=== INPUT ROWS ===
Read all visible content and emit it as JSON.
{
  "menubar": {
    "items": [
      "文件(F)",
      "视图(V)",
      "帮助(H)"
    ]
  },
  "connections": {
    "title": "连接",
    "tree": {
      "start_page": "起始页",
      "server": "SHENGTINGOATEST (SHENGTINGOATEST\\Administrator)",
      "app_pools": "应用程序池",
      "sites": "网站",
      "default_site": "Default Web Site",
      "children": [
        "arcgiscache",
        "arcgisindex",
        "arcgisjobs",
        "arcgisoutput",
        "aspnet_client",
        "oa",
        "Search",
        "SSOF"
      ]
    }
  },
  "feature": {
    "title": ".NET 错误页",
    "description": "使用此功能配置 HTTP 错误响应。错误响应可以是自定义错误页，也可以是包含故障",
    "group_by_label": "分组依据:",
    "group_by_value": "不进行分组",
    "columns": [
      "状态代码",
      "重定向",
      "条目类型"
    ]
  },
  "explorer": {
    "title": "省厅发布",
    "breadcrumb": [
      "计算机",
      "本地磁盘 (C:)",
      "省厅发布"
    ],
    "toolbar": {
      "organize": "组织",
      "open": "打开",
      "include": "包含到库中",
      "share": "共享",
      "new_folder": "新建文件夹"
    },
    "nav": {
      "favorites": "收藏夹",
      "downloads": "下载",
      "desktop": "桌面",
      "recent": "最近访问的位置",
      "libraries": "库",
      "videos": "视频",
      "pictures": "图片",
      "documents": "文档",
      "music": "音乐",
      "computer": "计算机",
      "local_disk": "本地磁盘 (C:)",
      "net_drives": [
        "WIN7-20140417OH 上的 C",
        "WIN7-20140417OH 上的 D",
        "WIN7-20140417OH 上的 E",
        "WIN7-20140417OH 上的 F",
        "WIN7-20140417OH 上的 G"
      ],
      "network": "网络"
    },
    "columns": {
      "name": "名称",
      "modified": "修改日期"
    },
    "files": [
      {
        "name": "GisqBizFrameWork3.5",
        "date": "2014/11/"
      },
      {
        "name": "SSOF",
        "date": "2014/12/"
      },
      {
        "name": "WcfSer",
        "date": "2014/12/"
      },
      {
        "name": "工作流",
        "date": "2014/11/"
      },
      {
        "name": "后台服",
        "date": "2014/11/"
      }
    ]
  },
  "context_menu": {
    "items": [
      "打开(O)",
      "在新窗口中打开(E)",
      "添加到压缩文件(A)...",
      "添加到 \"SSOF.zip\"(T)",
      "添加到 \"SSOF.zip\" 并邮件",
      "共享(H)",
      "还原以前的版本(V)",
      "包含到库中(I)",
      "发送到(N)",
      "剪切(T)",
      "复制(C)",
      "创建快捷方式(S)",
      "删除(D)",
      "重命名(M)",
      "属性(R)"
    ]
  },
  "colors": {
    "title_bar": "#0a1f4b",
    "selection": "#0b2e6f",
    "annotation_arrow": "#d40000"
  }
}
===
GIVEN TASK: Make an exact copy of every line in the data.

CORRECT OUTPUT:
Read all visible content and emit it as JSON.
{
  "menubar": {
    "items": [
      "文件(F)",
      "视图(V)",
      "帮助(H)"
    ]
  },
  "connections": {
    "title": "连接",
    "tree": {
      "start_page": "起始页",
      "server": "SHENGTINGOATEST (SHENGTINGOATEST\\Administrator)",
      "app_pools": "应用程序池",
      "sites": "网站",
      "default_site": "Default Web Site",
      "children": [
        "arcgiscache",
        "arcgisindex",
        "arcgisjobs",
        "arcgisoutput",
        "aspnet_client",
        "oa",
        "Search",
        "SSOF"
      ]
    }
  },
  "feature": {
    "title": ".NET 错误页",
    "description": "使用此功能配置 HTTP 错误响应。错误响应可以是自定义错误页，也可以是包含故障",
    "group_by_label": "分组依据:",
    "group_by_value": "不进行分组",
    "columns": [
      "状态代码",
      "重定向",
      "条目类型"
    ]
  },
  "explorer": {
    "title": "省厅发布",
    "breadcrumb": [
      "计算机",
      "本地磁盘 (C:)",
      "省厅发布"
    ],
    "toolbar": {
      "organize": "组织",
      "open": "打开",
      "include": "包含到库中",
      "share": "共享",
      "new_folder": "新建文件夹"
    },
    "nav": {
      "favorites": "收藏夹",
      "downloads": "下载",
      "desktop": "桌面",
      "recent": "最近访问的位置",
      "libraries": "库",
      "videos": "视频",
      "pictures": "图片",
      "documents": "文档",
      "music": "音乐",
      "computer": "计算机",
      "local_disk": "本地磁盘 (C:)",
      "net_drives": [
        "WIN7-20140417OH 上的 C",
        "WIN7-20140417OH 上的 D",
        "WIN7-20140417OH 上的 E",
        "WIN7-20140417OH 上的 F",
        "WIN7-20140417OH 上的 G"
      ],
      "network": "网络"
    },
    "columns": {
      "name": "名称",
      "modified": "修改日期"
    },
    "files": [
      {
        "name": "GisqBizFrameWork3.5",
        "date": "2014/11/"
      },
      {
        "name": "SSOF",
        "date": "2014/12/"
      },
      {
        "name": "WcfSer",
        "date": "2014/12/"
      },
      {
        "name": "工作流",
        "date": "2014/11/"
      },
      {
        "name": "后台服",
        "date": "2014/11/"
      }
    ]
  },
  "context_menu": {
    "items": [
      "打开(O)",
      "在新窗口中打开(E)",
      "添加到压缩文件(A)...",
      "添加到 \"SSOF.zip\"(T)",
      "添加到 \"SSOF.zip\" 并邮件",
      "共享(H)",
      "还原以前的版本(V)",
      "包含到库中(I)",
      "发送到(N)",
      "剪切(T)",
      "复制(C)",
      "创建快捷方式(S)",
      "删除(D)",
      "重命名(M)",
      "属性(R)"
    ]
  },
  "colors": {
    "title_bar": "#0a1f4b",
    "selection": "#0b2e6f",
    "annotation_arrow": "#d40000"
  }
}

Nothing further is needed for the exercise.